TEXT PROVIDED —
++++++++++
# what pigeons are these?



## Pigeonfriends (Jan 19, 2012)

it's advertised as high flyers but to me they look like ferals.


----------



## NZ Pigeon (Nov 12, 2011)

They look like tipplers to me. 

Some of the more plain flying breeds can resemble ferals as selection is concentrated on ability rather than looks, when we move our focus away from the looks of the pigeons they often do revert back to wildtype. It is natural amongst any species for this to occur.

I would think these birds are quite different to "ferals" when they get in the sky however, No way to know apart from watch them flying.


----------



## Pigeonfriends (Jan 19, 2012)

NZ Pigeon said:


> They look like tipplers to me.
> 
> Some of the more plain flying breeds can resemble ferals as selection is concentrated on ability rather than looks, when we move our focus away from the looks of the pigeons they often do revert back to wildtype. It is natural amongst any species for this to occur.
> 
> I would think these birds are quite different to "ferals" when they get in the sky however, No way to know apart from watch them flying.


yes that's very true specially when it comes to racing homers, but i was surprise to see this since high flyers usually have longer wingspan.


----------



## NZ Pigeon (Nov 12, 2011)

Their wings look long to me but how can you tell their wing span from a pic?


----------



## Pigeonfriends (Jan 19, 2012)

my homing pigeons look like this in pictures, i think i might pick up a pair since it's only 20$ a pair


----------



## NZ Pigeon (Nov 12, 2011)

Really? Racing homers or just homers?? either way I would expect them to look different to this in pics. Have you seen the pics of the racing homers in my albums, they look way different to these birds.
++++++++++
LISTED ENTRIES —
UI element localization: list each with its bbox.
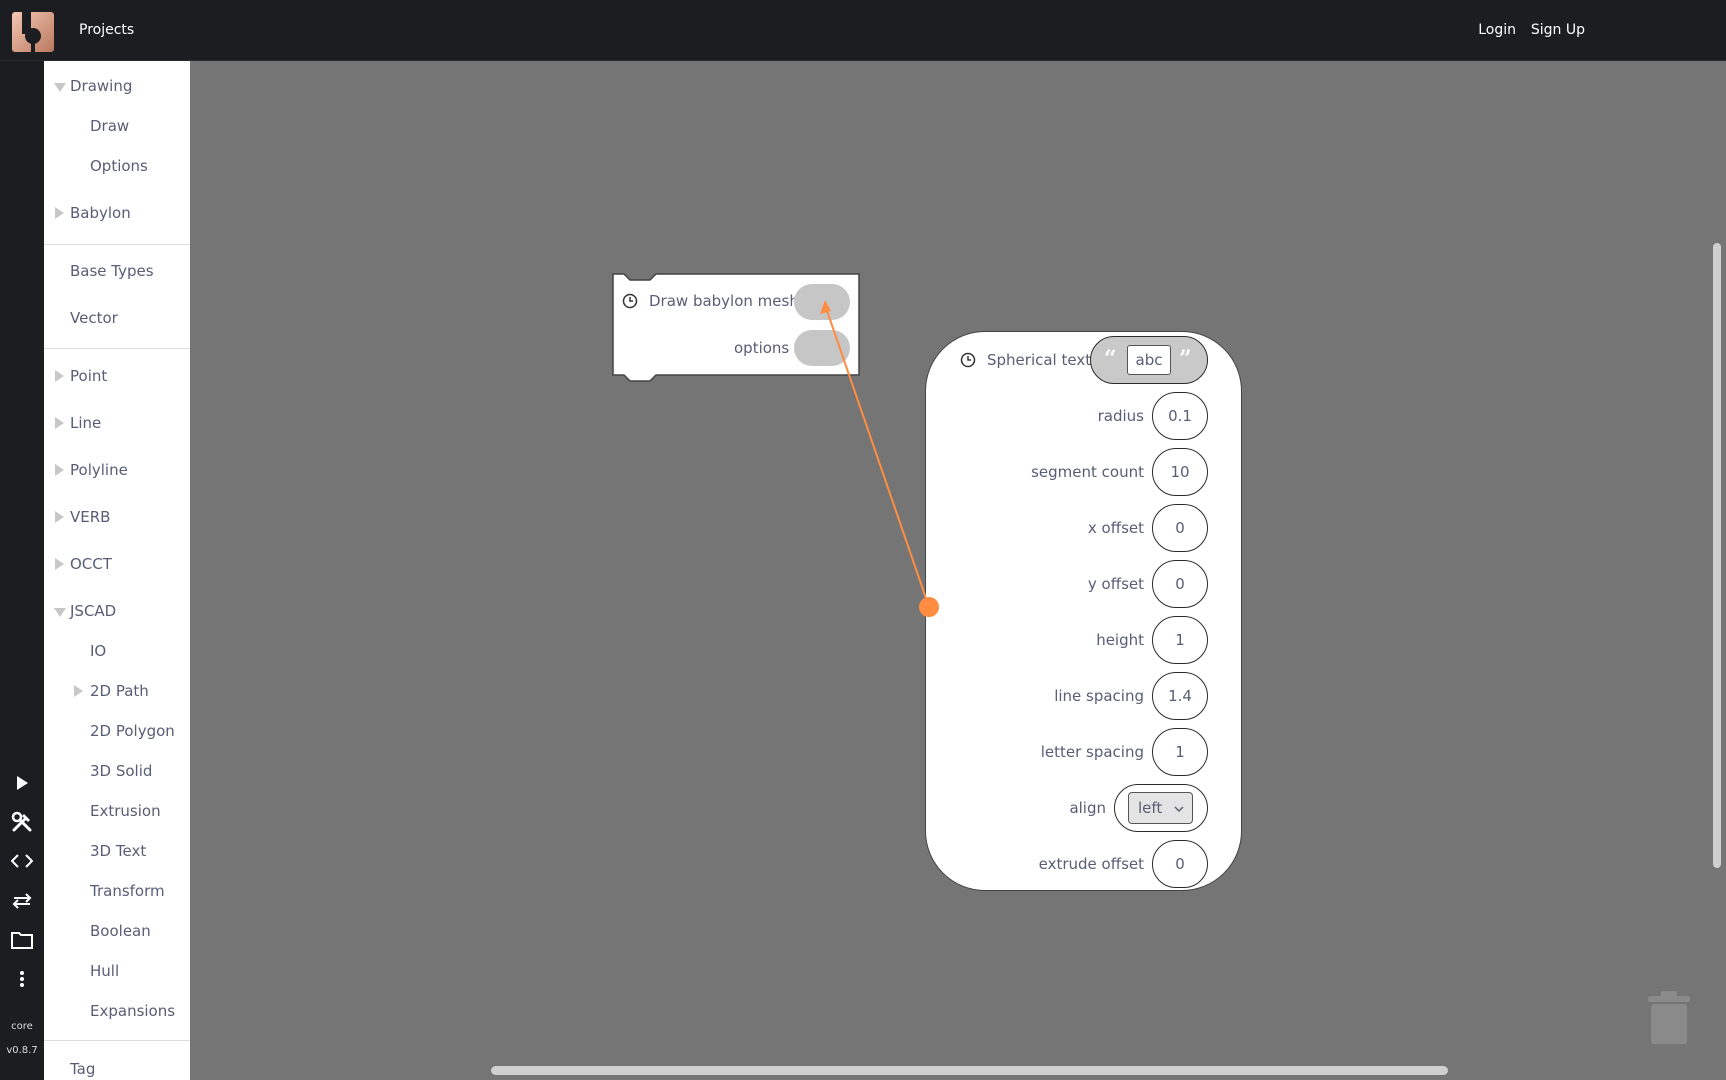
++++++++++
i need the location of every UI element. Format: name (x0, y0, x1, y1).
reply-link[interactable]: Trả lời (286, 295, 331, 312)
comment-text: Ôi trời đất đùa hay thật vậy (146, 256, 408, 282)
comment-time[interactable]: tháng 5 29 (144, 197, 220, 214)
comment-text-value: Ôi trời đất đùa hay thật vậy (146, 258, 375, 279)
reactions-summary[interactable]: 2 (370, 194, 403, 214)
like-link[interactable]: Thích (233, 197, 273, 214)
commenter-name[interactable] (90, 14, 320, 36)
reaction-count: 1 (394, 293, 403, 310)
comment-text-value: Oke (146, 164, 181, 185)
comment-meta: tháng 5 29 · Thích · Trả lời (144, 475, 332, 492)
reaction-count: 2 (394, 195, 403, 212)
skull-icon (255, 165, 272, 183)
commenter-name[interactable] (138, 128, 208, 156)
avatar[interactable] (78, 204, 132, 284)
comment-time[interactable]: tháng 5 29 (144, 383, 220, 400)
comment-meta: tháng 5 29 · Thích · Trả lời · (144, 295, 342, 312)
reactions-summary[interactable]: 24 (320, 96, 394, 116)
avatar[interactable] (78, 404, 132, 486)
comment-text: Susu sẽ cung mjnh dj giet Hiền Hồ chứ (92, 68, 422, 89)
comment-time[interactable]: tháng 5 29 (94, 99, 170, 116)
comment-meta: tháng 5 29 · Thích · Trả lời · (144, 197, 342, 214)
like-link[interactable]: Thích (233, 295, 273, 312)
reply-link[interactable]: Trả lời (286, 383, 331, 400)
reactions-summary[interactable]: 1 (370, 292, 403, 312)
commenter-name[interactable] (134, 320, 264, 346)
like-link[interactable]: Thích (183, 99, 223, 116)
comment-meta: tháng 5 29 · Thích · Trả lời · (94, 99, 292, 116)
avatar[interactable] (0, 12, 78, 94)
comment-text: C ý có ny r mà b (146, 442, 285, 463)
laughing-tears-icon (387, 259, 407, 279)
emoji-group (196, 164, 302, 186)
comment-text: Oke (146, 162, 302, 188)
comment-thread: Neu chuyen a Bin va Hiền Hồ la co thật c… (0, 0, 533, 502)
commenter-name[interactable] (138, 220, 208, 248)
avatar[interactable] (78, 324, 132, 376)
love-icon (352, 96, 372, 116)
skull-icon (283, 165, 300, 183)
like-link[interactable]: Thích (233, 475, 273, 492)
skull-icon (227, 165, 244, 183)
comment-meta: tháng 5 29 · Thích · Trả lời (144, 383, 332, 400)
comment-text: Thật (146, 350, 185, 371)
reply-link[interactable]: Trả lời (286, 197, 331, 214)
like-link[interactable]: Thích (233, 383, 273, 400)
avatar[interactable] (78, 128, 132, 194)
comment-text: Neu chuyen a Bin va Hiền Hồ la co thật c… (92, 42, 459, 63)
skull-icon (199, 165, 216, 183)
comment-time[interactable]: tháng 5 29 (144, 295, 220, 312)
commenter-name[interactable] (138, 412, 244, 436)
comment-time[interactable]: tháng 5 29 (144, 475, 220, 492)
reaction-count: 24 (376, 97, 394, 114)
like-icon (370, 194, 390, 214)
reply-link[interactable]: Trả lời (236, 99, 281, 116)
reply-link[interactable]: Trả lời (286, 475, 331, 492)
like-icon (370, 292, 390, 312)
++++++++++
STATED GOAL —
Please carry the forum thread about identifying the pigeons forward from its last post.

EXERCISE RESPONSE —
----------



## Pijlover (May 5, 2010)

These pigeons are pakistani high flyers very similar to my pigeons, they looked mixed to me thats why you can buy it for only $20 a pair, they may have short wingspan but they can fly well thats for sure


----------



## Pijlover (May 5, 2010)

Here is one of my pair


----------



## Pigeonfriends (Jan 19, 2012)

NZ Pigeon said:


> Really? Racing homers or just homers?? either way I would expect them to look different to this in pics. Have you seen the pics of the racing homers in my albums, they look way different to these birds.


wow you managed to cross a ASR to a homing pigeon? was it a ASR hen cross with a racing cock?

my ASR turned out to be a cock and now doesn't have a partner, i don't even think it's possible for him to mate with a smaller hen.


----------



## Pigeonfriends (Jan 19, 2012)

Pijlover said:


> Here is one of my pair


yes they do look alike, except for the beak.


----------



## NZ Pigeon (Nov 12, 2011)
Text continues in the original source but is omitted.